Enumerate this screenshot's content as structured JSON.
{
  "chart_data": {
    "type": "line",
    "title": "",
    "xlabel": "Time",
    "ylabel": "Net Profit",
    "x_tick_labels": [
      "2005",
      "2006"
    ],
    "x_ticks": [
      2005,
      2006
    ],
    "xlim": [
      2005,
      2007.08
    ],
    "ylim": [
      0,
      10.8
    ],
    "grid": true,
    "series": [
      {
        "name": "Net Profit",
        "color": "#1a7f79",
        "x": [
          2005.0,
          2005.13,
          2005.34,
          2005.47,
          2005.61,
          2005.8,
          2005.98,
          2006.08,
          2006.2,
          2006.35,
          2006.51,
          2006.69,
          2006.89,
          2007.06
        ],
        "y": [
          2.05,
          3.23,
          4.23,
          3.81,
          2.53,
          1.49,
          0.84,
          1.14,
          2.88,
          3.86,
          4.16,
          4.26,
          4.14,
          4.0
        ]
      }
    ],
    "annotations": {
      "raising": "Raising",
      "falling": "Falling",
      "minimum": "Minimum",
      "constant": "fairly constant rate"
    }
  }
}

_Problem_
Transcribe the data above in full, exactly.

_Solution for this exercise_
Enumerate this screenshot's content as structured JSON.
{
  "chart_data": {
    "type": "line",
    "title": "",
    "xlabel": "Time",
    "ylabel": "Net Profit",
    "x_tick_labels": [
      "2005",
      "2006"
    ],
    "x_ticks": [
      2005,
      2006
    ],
    "xlim": [
      2005,
      2007.08
    ],
    "ylim": [
      0,
      10.8
    ],
    "grid": true,
    "series": [
      {
        "name": "Net Profit",
        "color": "#1a7f79",
        "x": [
          2005.0,
          2005.13,
          2005.34,
          2005.47,
          2005.61,
          2005.8,
          2005.98,
          2006.08,
          2006.2,
          2006.35,
          2006.51,
          2006.69,
          2006.89,
          2007.06
        ],
        "y": [
          2.05,
          3.23,
          4.23,
          3.81,
          2.53,
          1.49,
          0.84,
          1.14,
          2.88,
          3.86,
          4.16,
          4.26,
          4.14,
          4.0
        ]
      }
    ],
    "annotations": {
      "raising": "Raising",
      "falling": "Falling",
      "minimum": "Minimum",
      "constant": "fairly constant rate"
    }
  }
}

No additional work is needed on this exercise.